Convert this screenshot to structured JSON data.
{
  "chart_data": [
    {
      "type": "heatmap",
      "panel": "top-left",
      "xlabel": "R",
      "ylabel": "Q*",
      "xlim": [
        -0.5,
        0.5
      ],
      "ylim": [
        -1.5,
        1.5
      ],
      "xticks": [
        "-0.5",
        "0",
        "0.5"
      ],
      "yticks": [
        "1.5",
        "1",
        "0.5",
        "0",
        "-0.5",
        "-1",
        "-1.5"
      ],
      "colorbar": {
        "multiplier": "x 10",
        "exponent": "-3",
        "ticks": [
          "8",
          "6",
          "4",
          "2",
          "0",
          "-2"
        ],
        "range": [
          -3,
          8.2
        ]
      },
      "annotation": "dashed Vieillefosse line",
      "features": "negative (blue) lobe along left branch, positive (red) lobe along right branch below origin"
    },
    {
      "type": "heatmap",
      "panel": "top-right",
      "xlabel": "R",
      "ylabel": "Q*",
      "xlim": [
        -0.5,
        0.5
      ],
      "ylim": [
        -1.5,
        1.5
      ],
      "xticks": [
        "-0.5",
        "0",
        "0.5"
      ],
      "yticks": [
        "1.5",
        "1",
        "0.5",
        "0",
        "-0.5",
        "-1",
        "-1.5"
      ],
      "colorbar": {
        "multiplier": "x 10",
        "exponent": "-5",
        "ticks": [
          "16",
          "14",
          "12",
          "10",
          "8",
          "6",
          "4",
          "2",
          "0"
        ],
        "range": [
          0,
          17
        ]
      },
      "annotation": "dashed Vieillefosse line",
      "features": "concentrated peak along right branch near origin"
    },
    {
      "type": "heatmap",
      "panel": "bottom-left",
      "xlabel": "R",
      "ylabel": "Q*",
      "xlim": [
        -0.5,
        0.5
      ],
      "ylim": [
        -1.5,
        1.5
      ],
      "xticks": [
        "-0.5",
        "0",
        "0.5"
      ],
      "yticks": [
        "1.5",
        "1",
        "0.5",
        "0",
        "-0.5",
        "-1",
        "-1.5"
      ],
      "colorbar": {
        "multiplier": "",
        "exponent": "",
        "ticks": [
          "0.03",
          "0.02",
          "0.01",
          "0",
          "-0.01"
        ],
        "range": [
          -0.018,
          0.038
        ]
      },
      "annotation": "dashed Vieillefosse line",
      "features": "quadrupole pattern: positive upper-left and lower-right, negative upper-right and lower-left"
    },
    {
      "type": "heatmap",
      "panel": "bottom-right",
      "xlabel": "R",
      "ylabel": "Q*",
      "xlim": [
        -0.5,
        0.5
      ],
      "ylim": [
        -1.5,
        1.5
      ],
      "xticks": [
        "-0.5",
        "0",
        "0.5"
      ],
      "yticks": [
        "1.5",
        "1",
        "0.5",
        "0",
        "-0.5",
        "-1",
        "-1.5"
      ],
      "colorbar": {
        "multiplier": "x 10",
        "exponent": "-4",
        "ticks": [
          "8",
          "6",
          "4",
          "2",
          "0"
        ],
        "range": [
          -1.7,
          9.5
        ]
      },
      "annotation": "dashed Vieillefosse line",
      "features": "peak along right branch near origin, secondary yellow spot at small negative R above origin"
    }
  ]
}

Goal –
Return the whole listing exactly, with every line included.

Solved problem –
Convert this screenshot to structured JSON data.
{
  "chart_data": [
    {
      "type": "heatmap",
      "panel": "top-left",
      "xlabel": "R",
      "ylabel": "Q*",
      "xlim": [
        -0.5,
        0.5
      ],
      "ylim": [
        -1.5,
        1.5
      ],
      "xticks": [
        "-0.5",
        "0",
        "0.5"
      ],
      "yticks": [
        "1.5",
        "1",
        "0.5",
        "0",
        "-0.5",
        "-1",
        "-1.5"
      ],
      "colorbar": {
        "multiplier": "x 10",
        "exponent": "-3",
        "ticks": [
          "8",
          "6",
          "4",
          "2",
          "0",
          "-2"
        ],
        "range": [
          -3,
          8.2
        ]
      },
      "annotation": "dashed Vieillefosse line",
      "features": "negative (blue) lobe along left branch, positive (red) lobe along right branch below origin"
    },
    {
      "type": "heatmap",
      "panel": "top-right",
      "xlabel": "R",
      "ylabel": "Q*",
      "xlim": [
        -0.5,
        0.5
      ],
      "ylim": [
        -1.5,
        1.5
      ],
      "xticks": [
        "-0.5",
        "0",
        "0.5"
      ],
      "yticks": [
        "1.5",
        "1",
        "0.5",
        "0",
        "-0.5",
        "-1",
        "-1.5"
      ],
      "colorbar": {
        "multiplier": "x 10",
        "exponent": "-5",
        "ticks": [
          "16",
          "14",
          "12",
          "10",
          "8",
          "6",
          "4",
          "2",
          "0"
        ],
        "range": [
          0,
          17
        ]
      },
      "annotation": "dashed Vieillefosse line",
      "features": "concentrated peak along right branch near origin"
    },
    {
      "type": "heatmap",
      "panel": "bottom-left",
      "xlabel": "R",
      "ylabel": "Q*",
      "xlim": [
        -0.5,
        0.5
      ],
      "ylim": [
        -1.5,
        1.5
      ],
      "xticks": [
        "-0.5",
        "0",
        "0.5"
      ],
      "yticks": [
        "1.5",
        "1",
        "0.5",
        "0",
        "-0.5",
        "-1",
        "-1.5"
      ],
      "colorbar": {
        "multiplier": "",
        "exponent": "",
        "ticks": [
          "0.03",
          "0.02",
          "0.01",
          "0",
          "-0.01"
        ],
        "range": [
          -0.018,
          0.038
        ]
      },
      "annotation": "dashed Vieillefosse line",
      "features": "quadrupole pattern: positive upper-left and lower-right, negative upper-right and lower-left"
    },
    {
      "type": "heatmap",
      "panel": "bottom-right",
      "xlabel": "R",
      "ylabel": "Q*",
      "xlim": [
        -0.5,
        0.5
      ],
      "ylim": [
        -1.5,
        1.5
      ],
      "xticks": [
        "-0.5",
        "0",
        "0.5"
      ],
      "yticks": [
        "1.5",
        "1",
        "0.5",
        "0",
        "-0.5",
        "-1",
        "-1.5"
      ],
      "colorbar": {
        "multiplier": "x 10",
        "exponent": "-4",
        "ticks": [
          "8",
          "6",
          "4",
          "2",
          "0"
        ],
        "range": [
          -1.7,
          9.5
        ]
      },
      "annotation": "dashed Vieillefosse line",
      "features": "peak along right branch near origin, secondary yellow spot at small negative R above origin"
    }
  ]
}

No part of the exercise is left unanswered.